## START Records shown

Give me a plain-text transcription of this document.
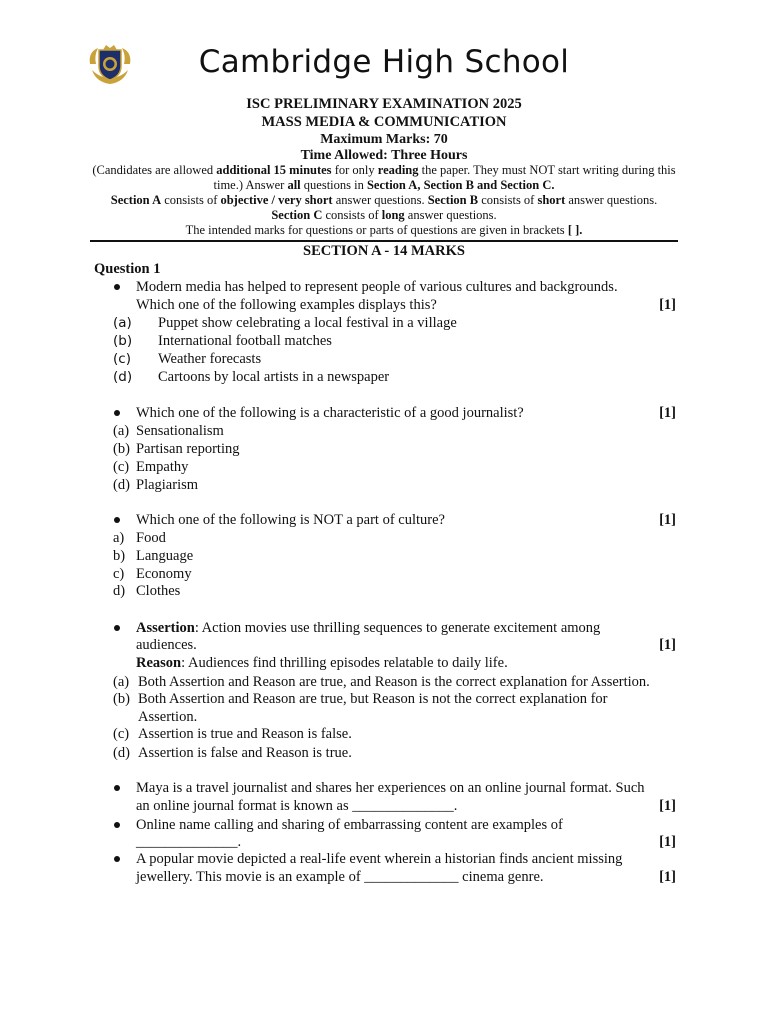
Cambridge High School
ISC PRELIMINARY EXAMINATION 2025
MASS MEDIA & COMMUNICATION
Maximum Marks: 70
Time Allowed: Three Hours
(Candidates are allowed additional 15 minutes for only reading the paper. They must NOT start writing during this
time.) Answer all questions in Section A, Section B and Section C.
Section A consists of objective / very short answer questions. Section B consists of short answer questions.
Section C consists of long answer questions.
The intended marks for questions or parts of questions are given in brackets [ ].
SECTION A - 14 MARKS
Question 1
Modern media has helped to represent people of various cultures and backgrounds.
Which one of the following examples displays this?	[1]
(a) Puppet show celebrating a local festival in a village
(b) International football matches
(c) Weather forecasts
(d) Cartoons by local artists in a newspaper
Which one of the following is a characteristic of a good journalist?	[1]
(a) Sensationalism
(b) Partisan reporting
(c) Empathy
(d) Plagiarism
Which one of the following is NOT a part of culture?	[1]
a) Food
b) Language
c) Economy
d) Clothes
Assertion: Action movies use thrilling sequences to generate excitement among
audiences.	[1]
Reason: Audiences find thrilling episodes relatable to daily life.
(a) Both Assertion and Reason are true, and Reason is the correct explanation for Assertion.
(b) Both Assertion and Reason are true, but Reason is not the correct explanation for
Assertion.
(c) Assertion is true and Reason is false.
(d) Assertion is false and Reason is true.
Maya is a travel journalist and shares her experiences on an online journal format. Such
an online journal format is known as ______________.	[1]
Online name calling and sharing of embarrassing content are examples of
______________.	[1]
A popular movie depicted a real-life event wherein a historian finds ancient missing
jewellery. This movie is an example of _____________ cinema genre.	[1]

## END Records shown

◆ **Brief**:
Transcribe every line from the records above without alteration, and leave out the images.

◆ **Exercise solution**:
Give me a plain-text transcription of this document.
Cambridge High School
ISC PRELIMINARY EXAMINATION 2025
MASS MEDIA & COMMUNICATION
Maximum Marks: 70
Time Allowed: Three Hours
(Candidates are allowed additional 15 minutes for only reading the paper. They must NOT start writing during this
time.) Answer all questions in Section A, Section B and Section C.
Section A consists of objective / very short answer questions. Section B consists of short answer questions.
Section C consists of long answer questions.
The intended marks for questions or parts of questions are given in brackets [ ].
SECTION A - 14 MARKS
Question 1
Modern media has helped to represent people of various cultures and backgrounds.
Which one of the following examples displays this?	[1]
(a) Puppet show celebrating a local festival in a village
(b) International football matches
(c) Weather forecasts
(d) Cartoons by local artists in a newspaper
Which one of the following is a characteristic of a good journalist?	[1]
(a) Sensationalism
(b) Partisan reporting
(c) Empathy
(d) Plagiarism
Which one of the following is NOT a part of culture?	[1]
a) Food
b) Language
c) Economy
d) Clothes
Assertion: Action movies use thrilling sequences to generate excitement among
audiences.	[1]
Reason: Audiences find thrilling episodes relatable to daily life.
(a) Both Assertion and Reason are true, and Reason is the correct explanation for Assertion.
(b) Both Assertion and Reason are true, but Reason is not the correct explanation for
Assertion.
(c) Assertion is true and Reason is false.
(d) Assertion is false and Reason is true.
Maya is a travel journalist and shares her experiences on an online journal format. Such
an online journal format is known as ______________.	[1]
Online name calling and sharing of embarrassing content are examples of
______________.	[1]
A popular movie depicted a real-life event wherein a historian finds ancient missing
jewellery. This movie is an example of _____________ cinema genre.	[1]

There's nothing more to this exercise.